Objective
Copy, in full, each line of the material that holds the word "values".

Data for this exercise
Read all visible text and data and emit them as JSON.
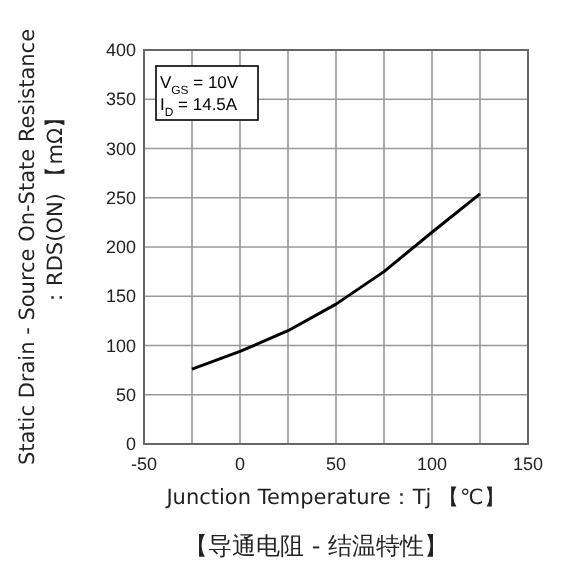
{
  "chart_data": {
    "type": "line",
    "title": "【导通电阻 - 结温特性】",
    "xlabel": "Junction Temperature：Tj  【℃】",
    "ylabel": "Static Drain - Source On-State Resistance\n：RDS(ON) 【mΩ】",
    "annotations": [
      "V$_{GS}$ = 10V\nI$_{D}$ = 14.5A"
    ],
    "x": [
      -25,
      0,
      25,
      50,
      75,
      100,
      125
    ],
    "series": [
      {
        "color": "#000000",
        "values": [
          76,
          94,
          115,
          142,
          175,
          215,
          254
        ]
      }
    ],
    "xlim": [
      -50,
      150
    ],
    "xticks": [
      -50,
      {
        "value": -25,
        "label": null
      },
      0,
      {
        "value": 25,
        "label": null
      },
      50,
      {
        "value": 75,
        "label": null
      },
      100,
      {
        "value": 125,
        "label": null
      },
      150
    ],
    "ylim": [
      0,
      400
    ],
    "yticks": [
      0,
      50,
      100,
      150,
      200,
      250,
      300,
      350,
      400
    ],
    "grid": true,
    "marker": "none",
    "line_style": "solid"
  }
}
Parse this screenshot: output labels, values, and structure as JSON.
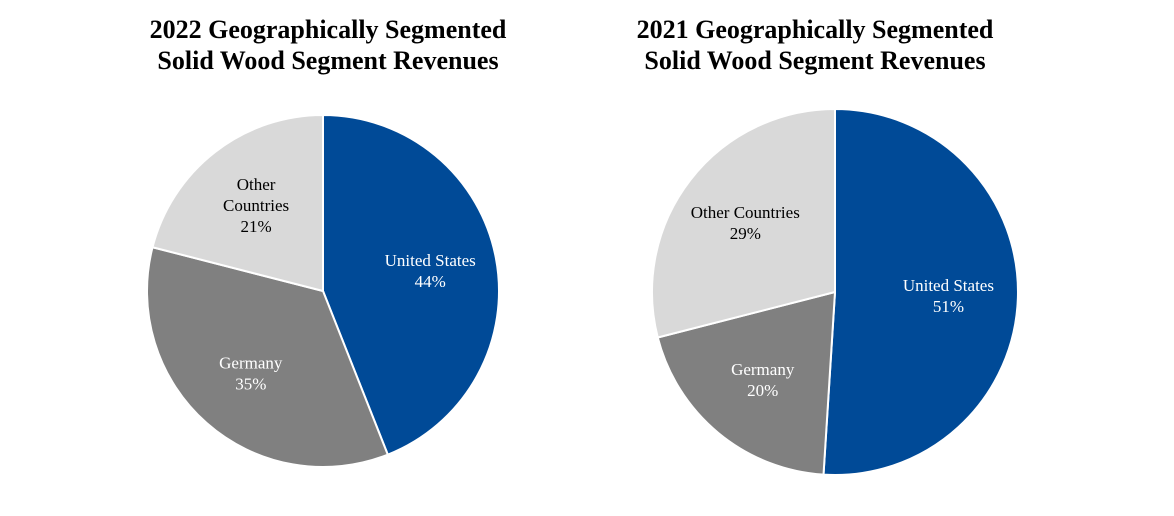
{
  "colors": {
    "united_states": "#004a97",
    "germany": "#808080",
    "other_countries": "#d9d9d9",
    "title_text": "#000000",
    "label_on_dark": "#ffffff",
    "label_on_light": "#000000"
  },
  "chart_data": [
    {
      "type": "pie",
      "title": [
        "2022 Geographically Segmented",
        "Solid Wood Segment Revenues"
      ],
      "slices": [
        {
          "key": "united_states",
          "label": [
            "United States"
          ],
          "value": 44,
          "value_label": "44%"
        },
        {
          "key": "germany",
          "label": [
            "Germany"
          ],
          "value": 35,
          "value_label": "35%"
        },
        {
          "key": "other_countries",
          "label": [
            "Other",
            "Countries"
          ],
          "value": 21,
          "value_label": "21%"
        }
      ],
      "legend": "none",
      "start": "12 o'clock",
      "direction": "clockwise"
    },
    {
      "type": "pie",
      "title": [
        "2021 Geographically Segmented",
        "Solid Wood Segment Revenues"
      ],
      "slices": [
        {
          "key": "united_states",
          "label": [
            "United States"
          ],
          "value": 51,
          "value_label": "51%"
        },
        {
          "key": "germany",
          "label": [
            "Germany"
          ],
          "value": 20,
          "value_label": "20%"
        },
        {
          "key": "other_countries",
          "label": [
            "Other Countries"
          ],
          "value": 29,
          "value_label": "29%"
        }
      ],
      "legend": "none",
      "start": "12 o'clock",
      "direction": "clockwise"
    }
  ]
}
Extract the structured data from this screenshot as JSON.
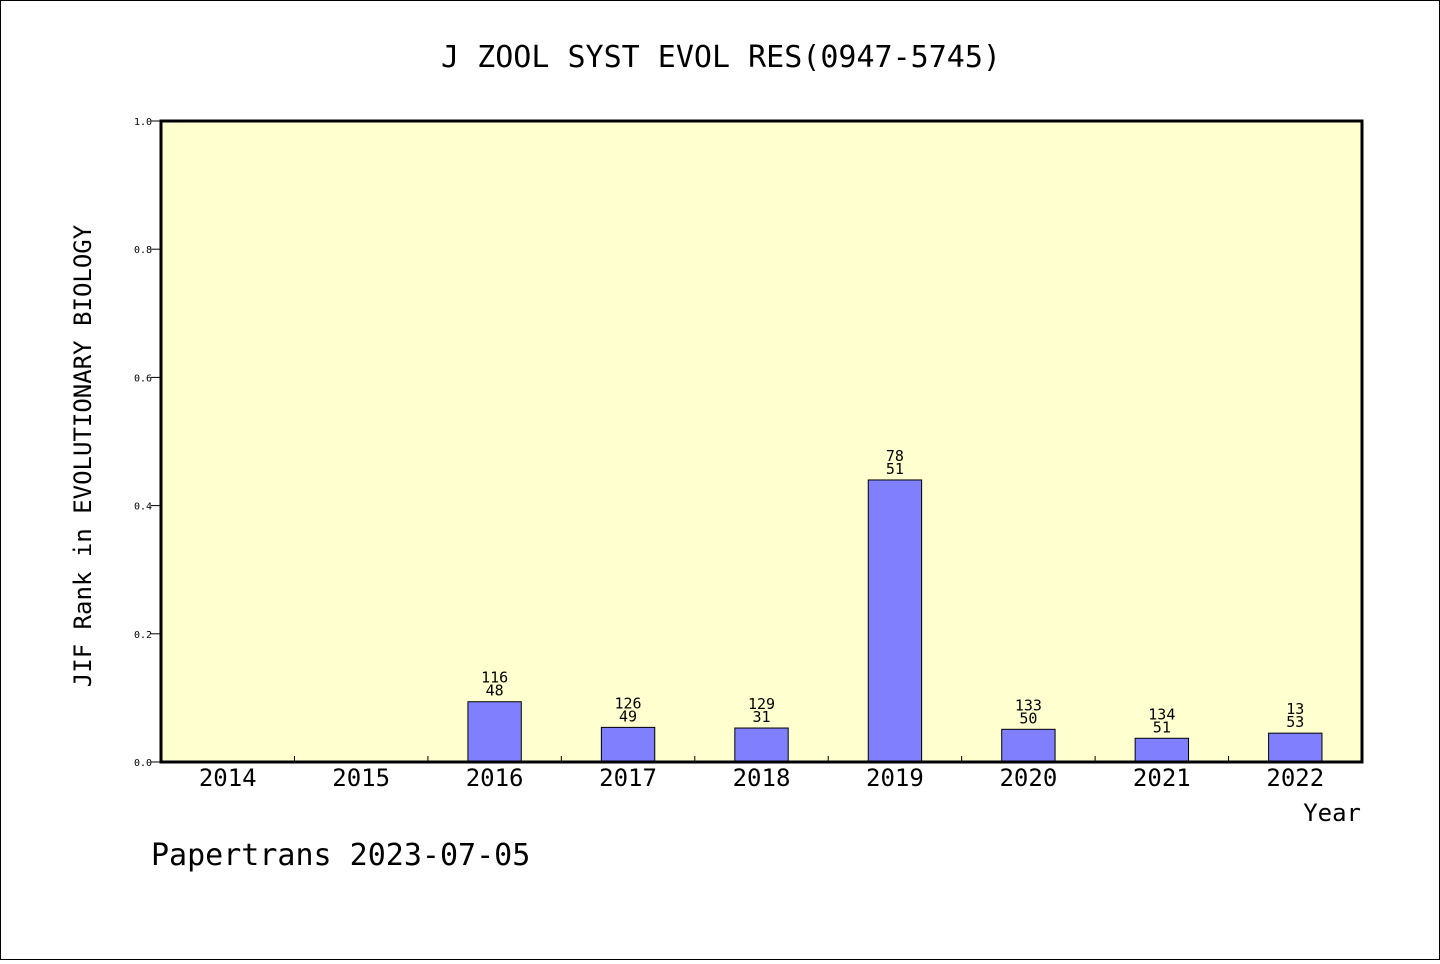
{
  "chart_data": {
    "type": "bar",
    "title": "J ZOOL SYST EVOL RES(0947-5745)",
    "xlabel": "Year",
    "ylabel": "JIF Rank in EVOLUTIONARY BIOLOGY",
    "ylim": [
      0,
      1.0
    ],
    "yticks": [
      "0.0",
      "0.2",
      "0.4",
      "0.6",
      "0.8",
      "1.0"
    ],
    "categories": [
      "2014",
      "2015",
      "2016",
      "2017",
      "2018",
      "2019",
      "2020",
      "2021",
      "2022"
    ],
    "values": [
      null,
      null,
      0.094,
      0.054,
      0.053,
      0.44,
      0.051,
      0.037,
      0.045
    ],
    "bar_labels": [
      null,
      null,
      {
        "top": "116",
        "bottom": "48"
      },
      {
        "top": "126",
        "bottom": "49"
      },
      {
        "top": "129",
        "bottom": "31"
      },
      {
        "top": "78",
        "bottom": "51"
      },
      {
        "top": "133",
        "bottom": "50"
      },
      {
        "top": "134",
        "bottom": "51"
      },
      {
        "top": "13",
        "bottom": "53"
      }
    ],
    "colors": {
      "plot_background": "#ffffd0",
      "bar_fill": "#8080ff",
      "bar_stroke": "#000000"
    },
    "grid": false,
    "legend": "none"
  },
  "footer": {
    "text": "Papertrans 2023-07-05"
  }
}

Written response
        "values": [
Parse this screenshot: output labels, values, and structure as JSON.
    "values": [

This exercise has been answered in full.